REQUIREMENTS: Reproduce the records below exactly as given.

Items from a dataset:
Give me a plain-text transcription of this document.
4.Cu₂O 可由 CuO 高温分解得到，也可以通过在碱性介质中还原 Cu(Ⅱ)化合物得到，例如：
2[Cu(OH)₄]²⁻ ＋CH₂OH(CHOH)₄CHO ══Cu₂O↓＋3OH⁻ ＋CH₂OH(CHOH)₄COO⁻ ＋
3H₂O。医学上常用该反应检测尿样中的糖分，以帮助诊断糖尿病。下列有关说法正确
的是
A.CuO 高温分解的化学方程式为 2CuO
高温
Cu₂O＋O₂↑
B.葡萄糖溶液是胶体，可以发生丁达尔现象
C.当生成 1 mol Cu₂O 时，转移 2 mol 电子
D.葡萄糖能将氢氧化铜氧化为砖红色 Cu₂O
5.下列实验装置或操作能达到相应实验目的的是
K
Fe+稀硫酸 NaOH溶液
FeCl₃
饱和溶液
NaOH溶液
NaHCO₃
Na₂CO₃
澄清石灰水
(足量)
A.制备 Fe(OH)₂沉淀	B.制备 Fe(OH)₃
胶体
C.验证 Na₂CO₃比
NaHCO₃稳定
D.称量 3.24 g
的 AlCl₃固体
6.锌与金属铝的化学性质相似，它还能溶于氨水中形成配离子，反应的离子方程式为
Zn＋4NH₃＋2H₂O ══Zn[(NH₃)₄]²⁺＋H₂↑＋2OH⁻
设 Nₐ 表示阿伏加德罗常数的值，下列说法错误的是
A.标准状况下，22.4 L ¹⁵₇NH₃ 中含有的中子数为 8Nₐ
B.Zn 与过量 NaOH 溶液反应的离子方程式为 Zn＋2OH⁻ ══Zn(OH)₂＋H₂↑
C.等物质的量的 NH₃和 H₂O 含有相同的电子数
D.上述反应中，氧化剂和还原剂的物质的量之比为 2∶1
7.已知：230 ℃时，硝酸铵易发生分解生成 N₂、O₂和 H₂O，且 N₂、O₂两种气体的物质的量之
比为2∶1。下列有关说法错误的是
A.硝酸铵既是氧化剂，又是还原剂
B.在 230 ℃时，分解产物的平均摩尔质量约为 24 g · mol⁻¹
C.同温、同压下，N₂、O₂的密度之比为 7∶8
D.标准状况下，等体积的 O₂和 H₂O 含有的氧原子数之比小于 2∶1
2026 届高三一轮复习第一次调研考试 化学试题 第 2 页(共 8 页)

WORKED SOLUTION:
Give me a plain-text transcription of this document.
4.Cu₂O 可由 CuO 高温分解得到，也可以通过在碱性介质中还原 Cu(Ⅱ)化合物得到，例如：
2[Cu(OH)₄]²⁻ ＋CH₂OH(CHOH)₄CHO ══Cu₂O↓＋3OH⁻ ＋CH₂OH(CHOH)₄COO⁻ ＋
3H₂O。医学上常用该反应检测尿样中的糖分，以帮助诊断糖尿病。下列有关说法正确
的是
A.CuO 高温分解的化学方程式为 2CuO
高温
Cu₂O＋O₂↑
B.葡萄糖溶液是胶体，可以发生丁达尔现象
C.当生成 1 mol Cu₂O 时，转移 2 mol 电子
D.葡萄糖能将氢氧化铜氧化为砖红色 Cu₂O
5.下列实验装置或操作能达到相应实验目的的是
K
Fe+稀硫酸 NaOH溶液
FeCl₃
饱和溶液
NaOH溶液
NaHCO₃
Na₂CO₃
澄清石灰水
(足量)
A.制备 Fe(OH)₂沉淀	B.制备 Fe(OH)₃
胶体
C.验证 Na₂CO₃比
NaHCO₃稳定
D.称量 3.24 g
的 AlCl₃固体
6.锌与金属铝的化学性质相似，它还能溶于氨水中形成配离子，反应的离子方程式为
Zn＋4NH₃＋2H₂O ══Zn[(NH₃)₄]²⁺＋H₂↑＋2OH⁻
设 Nₐ 表示阿伏加德罗常数的值，下列说法错误的是
A.标准状况下，22.4 L ¹⁵₇NH₃ 中含有的中子数为 8Nₐ
B.Zn 与过量 NaOH 溶液反应的离子方程式为 Zn＋2OH⁻ ══Zn(OH)₂＋H₂↑
C.等物质的量的 NH₃和 H₂O 含有相同的电子数
D.上述反应中，氧化剂和还原剂的物质的量之比为 2∶1
7.已知：230 ℃时，硝酸铵易发生分解生成 N₂、O₂和 H₂O，且 N₂、O₂两种气体的物质的量之
比为2∶1。下列有关说法错误的是
A.硝酸铵既是氧化剂，又是还原剂
B.在 230 ℃时，分解产物的平均摩尔质量约为 24 g · mol⁻¹
C.同温、同压下，N₂、O₂的密度之比为 7∶8
D.标准状况下，等体积的 O₂和 H₂O 含有的氧原子数之比小于 2∶1
2026 届高三一轮复习第一次调研考试 化学试题 第 2 页(共 8 页)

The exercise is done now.